_Available data:_

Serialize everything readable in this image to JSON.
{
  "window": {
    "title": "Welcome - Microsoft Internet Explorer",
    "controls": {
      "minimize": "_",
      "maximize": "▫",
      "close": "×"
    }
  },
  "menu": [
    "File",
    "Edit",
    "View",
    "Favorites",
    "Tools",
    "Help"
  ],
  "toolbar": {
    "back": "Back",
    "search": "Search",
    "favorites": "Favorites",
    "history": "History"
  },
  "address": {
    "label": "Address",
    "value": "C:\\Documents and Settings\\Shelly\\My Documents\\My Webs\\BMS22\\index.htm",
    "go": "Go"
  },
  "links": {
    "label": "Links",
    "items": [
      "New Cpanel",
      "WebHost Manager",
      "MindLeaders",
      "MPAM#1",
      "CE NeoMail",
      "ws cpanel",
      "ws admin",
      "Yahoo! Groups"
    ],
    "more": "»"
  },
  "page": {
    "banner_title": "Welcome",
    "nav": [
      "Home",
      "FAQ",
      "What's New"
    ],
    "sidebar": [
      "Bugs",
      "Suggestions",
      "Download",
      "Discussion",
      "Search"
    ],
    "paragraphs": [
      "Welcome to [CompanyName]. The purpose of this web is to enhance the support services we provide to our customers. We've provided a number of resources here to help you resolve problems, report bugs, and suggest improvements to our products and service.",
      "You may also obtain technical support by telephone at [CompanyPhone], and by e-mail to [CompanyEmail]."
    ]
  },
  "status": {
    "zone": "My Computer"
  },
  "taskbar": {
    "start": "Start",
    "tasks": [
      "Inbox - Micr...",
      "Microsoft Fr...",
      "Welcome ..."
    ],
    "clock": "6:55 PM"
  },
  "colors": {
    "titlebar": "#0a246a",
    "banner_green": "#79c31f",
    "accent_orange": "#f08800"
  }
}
...
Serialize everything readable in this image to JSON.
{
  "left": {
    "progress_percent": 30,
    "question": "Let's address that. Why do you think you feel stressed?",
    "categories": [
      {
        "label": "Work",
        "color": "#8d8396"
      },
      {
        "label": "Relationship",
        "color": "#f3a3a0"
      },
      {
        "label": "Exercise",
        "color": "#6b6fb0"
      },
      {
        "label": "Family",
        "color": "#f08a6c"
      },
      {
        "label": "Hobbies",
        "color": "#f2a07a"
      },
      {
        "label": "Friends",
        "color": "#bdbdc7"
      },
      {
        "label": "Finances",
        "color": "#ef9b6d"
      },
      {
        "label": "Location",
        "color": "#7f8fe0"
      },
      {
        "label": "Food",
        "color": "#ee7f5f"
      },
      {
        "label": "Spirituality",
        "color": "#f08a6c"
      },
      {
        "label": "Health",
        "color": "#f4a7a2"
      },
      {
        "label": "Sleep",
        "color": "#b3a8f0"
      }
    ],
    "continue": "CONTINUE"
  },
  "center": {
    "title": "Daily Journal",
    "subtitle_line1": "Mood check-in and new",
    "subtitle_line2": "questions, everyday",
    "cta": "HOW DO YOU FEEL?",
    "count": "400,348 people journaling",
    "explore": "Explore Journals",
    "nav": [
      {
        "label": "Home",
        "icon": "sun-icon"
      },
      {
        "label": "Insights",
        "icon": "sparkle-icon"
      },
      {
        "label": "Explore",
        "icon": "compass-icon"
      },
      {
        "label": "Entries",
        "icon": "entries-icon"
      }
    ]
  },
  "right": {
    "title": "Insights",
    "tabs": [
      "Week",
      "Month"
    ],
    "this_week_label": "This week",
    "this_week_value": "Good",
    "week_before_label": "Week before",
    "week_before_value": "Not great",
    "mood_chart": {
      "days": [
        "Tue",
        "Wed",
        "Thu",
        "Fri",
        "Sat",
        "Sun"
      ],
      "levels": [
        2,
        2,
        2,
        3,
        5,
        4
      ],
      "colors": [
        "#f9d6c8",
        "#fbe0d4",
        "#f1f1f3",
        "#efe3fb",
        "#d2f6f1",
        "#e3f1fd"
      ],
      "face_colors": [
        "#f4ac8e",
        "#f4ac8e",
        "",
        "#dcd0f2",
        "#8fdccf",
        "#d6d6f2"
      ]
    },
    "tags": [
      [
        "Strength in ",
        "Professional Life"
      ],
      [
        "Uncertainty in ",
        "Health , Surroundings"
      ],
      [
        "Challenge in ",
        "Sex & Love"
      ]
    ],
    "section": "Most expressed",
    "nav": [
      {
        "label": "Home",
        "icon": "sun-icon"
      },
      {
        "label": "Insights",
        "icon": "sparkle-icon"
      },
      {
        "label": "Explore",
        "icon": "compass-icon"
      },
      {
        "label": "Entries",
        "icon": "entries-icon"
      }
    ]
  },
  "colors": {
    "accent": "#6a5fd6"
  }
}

_Work required:_ Take each line of the material that contains the word "Microsoft" and list it.

_Result of the task:_
    "title": "Welcome - Microsoft Internet Explorer",
      "Microsoft Fr...",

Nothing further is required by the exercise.